* [Written exercise]:
All entries must be repeated exactly; do not include the pictures.

* [Supplied data]:

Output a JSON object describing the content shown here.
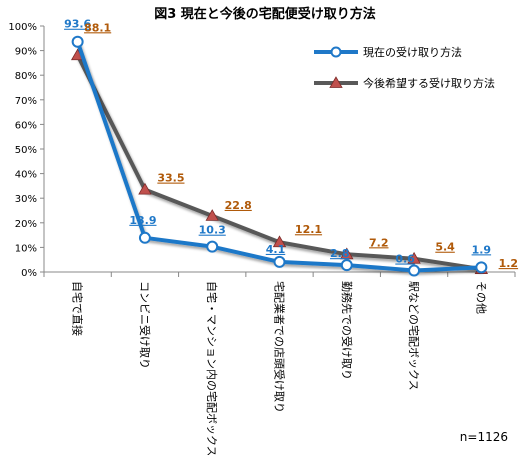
{
  "chart_data": {
    "type": "line",
    "title": "図3 現在と今後の宅配便受け取り方法",
    "categories": [
      "自宅で直接",
      "コンビニ受け取り",
      "自宅・マンション内の宅配ボックス",
      "宅配業者での店頭受け取り",
      "勤務先での受け取り",
      "駅などの宅配ボックス",
      "その他"
    ],
    "y_ticks": [
      "0%",
      "10%",
      "20%",
      "30%",
      "40%",
      "50%",
      "60%",
      "70%",
      "80%",
      "90%",
      "100%"
    ],
    "ylim": [
      0,
      100
    ],
    "grid": false,
    "legend_position": "top-right",
    "series": [
      {
        "name": "現在の受け取り方法",
        "values": [
          93.6,
          13.9,
          10.3,
          4.1,
          2.8,
          0.6,
          1.9
        ],
        "labels": [
          "93.6",
          "13.9",
          "10.3",
          "4.1",
          "2.8",
          "0.6",
          "1.9"
        ],
        "color": "#1f78c8",
        "label_color": "#1f78c8",
        "marker": "circle"
      },
      {
        "name": "今後希望する受け取り方法",
        "values": [
          88.1,
          33.5,
          22.8,
          12.1,
          7.2,
          5.4,
          1.2
        ],
        "labels": [
          "88.1",
          "33.5",
          "22.8",
          "12.1",
          "7.2",
          "5.4",
          "1.2"
        ],
        "color": "#595959",
        "label_color": "#b05a0a",
        "marker": "triangle",
        "marker_color": "#c0504d"
      }
    ]
  },
  "note": "n=1126"
}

* [Answer below]:
Output a JSON object describing the content shown here.
{
  "chart_data": {
    "type": "line",
    "title": "図3 現在と今後の宅配便受け取り方法",
    "categories": [
      "自宅で直接",
      "コンビニ受け取り",
      "自宅・マンション内の宅配ボックス",
      "宅配業者での店頭受け取り",
      "勤務先での受け取り",
      "駅などの宅配ボックス",
      "その他"
    ],
    "y_ticks": [
      "0%",
      "10%",
      "20%",
      "30%",
      "40%",
      "50%",
      "60%",
      "70%",
      "80%",
      "90%",
      "100%"
    ],
    "ylim": [
      0,
      100
    ],
    "grid": false,
    "legend_position": "top-right",
    "series": [
      {
        "name": "現在の受け取り方法",
        "values": [
          93.6,
          13.9,
          10.3,
          4.1,
          2.8,
          0.6,
          1.9
        ],
        "labels": [
          "93.6",
          "13.9",
          "10.3",
          "4.1",
          "2.8",
          "0.6",
          "1.9"
        ],
        "color": "#1f78c8",
        "label_color": "#1f78c8",
        "marker": "circle"
      },
      {
        "name": "今後希望する受け取り方法",
        "values": [
          88.1,
          33.5,
          22.8,
          12.1,
          7.2,
          5.4,
          1.2
        ],
        "labels": [
          "88.1",
          "33.5",
          "22.8",
          "12.1",
          "7.2",
          "5.4",
          "1.2"
        ],
        "color": "#595959",
        "label_color": "#b05a0a",
        "marker": "triangle",
        "marker_color": "#c0504d"
      }
    ]
  },
  "note": "n=1126"
}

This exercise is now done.